Data records
***

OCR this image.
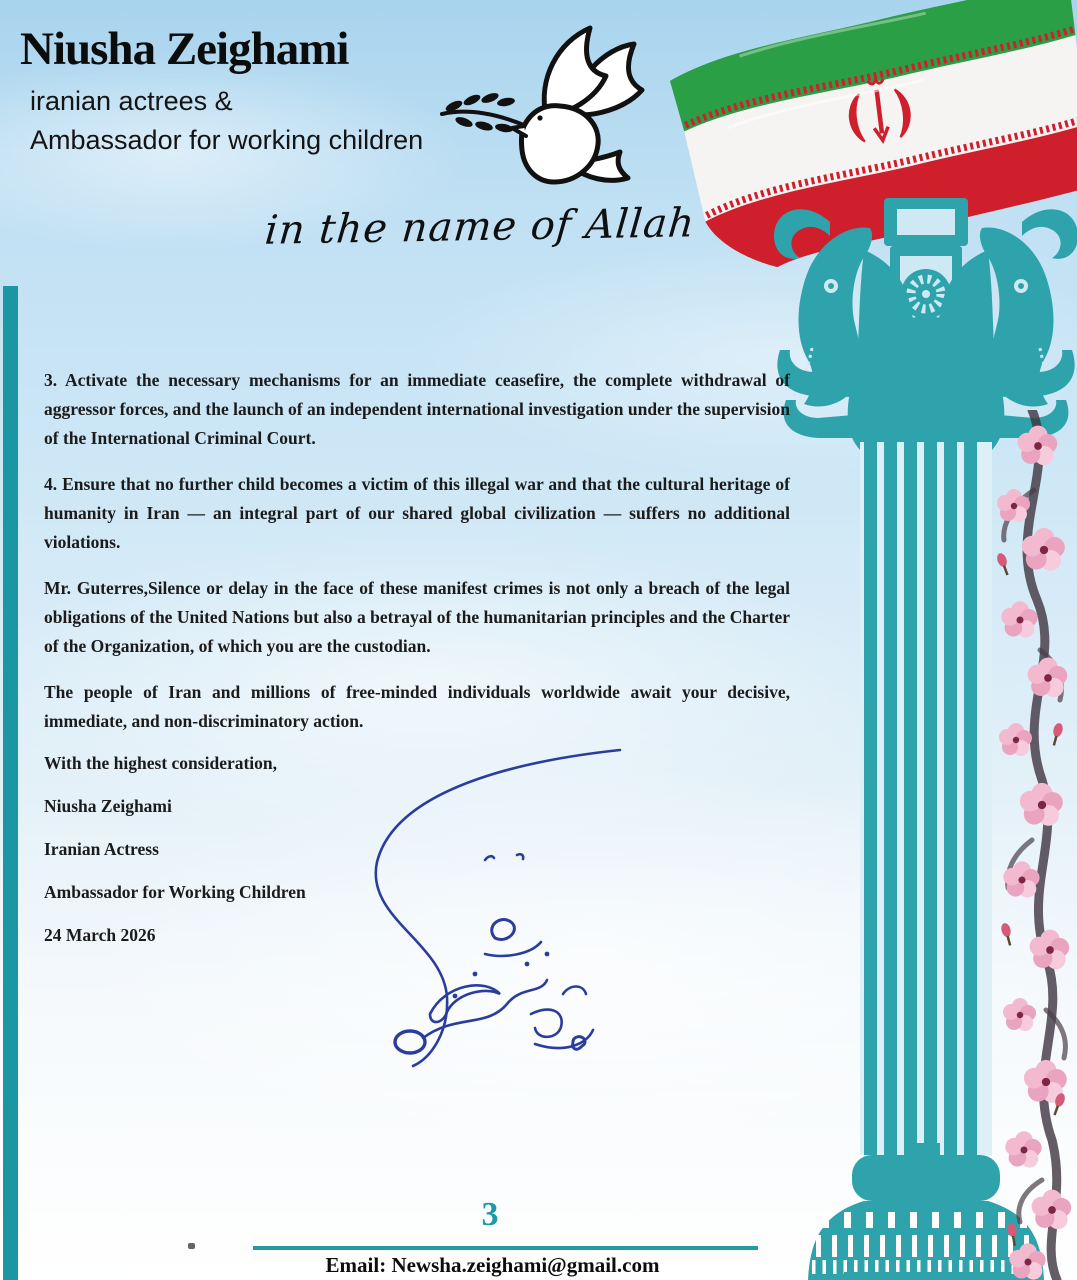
Niusha Zeighami
iranian actrees &
Ambassador for working children
in the name of Allah

3. Activate the necessary mechanisms for an immediate ceasefire, the complete withdrawal of aggressor forces, and the launch of an independent international investigation under the supervision of the International Criminal Court.

4. Ensure that no further child becomes a victim of this illegal war and that the cultural heritage of humanity in Iran — an integral part of our shared global civilization — suffers no additional violations.

Mr. Guterres,Silence or delay in the face of these manifest crimes is not only a breach of the legal obligations of the United Nations but also a betrayal of the humanitarian principles and the Charter of the Organization, of which you are the custodian.

The people of Iran and millions of free-minded individuals worldwide await your decisive, immediate, and non-discriminatory action.

With the highest consideration,
Niusha Zeighami
Iranian Actress
Ambassador for Working Children
24 March 2026
3
Email: Newsha.zeighami@gmail.com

***

→ What is expected
Images do not belong in the copy; reproduce all other parts of the records above verbatim.

→ Output of the task
OCR this image.
Niusha Zeighami
iranian actrees &
Ambassador for working children
in the name of Allah

3. Activate the necessary mechanisms for an immediate ceasefire, the complete withdrawal of aggressor forces, and the launch of an independent international investigation under the supervision of the International Criminal Court.

4. Ensure that no further child becomes a victim of this illegal war and that the cultural heritage of humanity in Iran — an integral part of our shared global civilization — suffers no additional violations.

Mr. Guterres,Silence or delay in the face of these manifest crimes is not only a breach of the legal obligations of the United Nations but also a betrayal of the humanitarian principles and the Charter of the Organization, of which you are the custodian.

The people of Iran and millions of free-minded individuals worldwide await your decisive, immediate, and non-discriminatory action.

With the highest consideration,
Niusha Zeighami
Iranian Actress
Ambassador for Working Children
24 March 2026
3
Email: Newsha.zeighami@gmail.com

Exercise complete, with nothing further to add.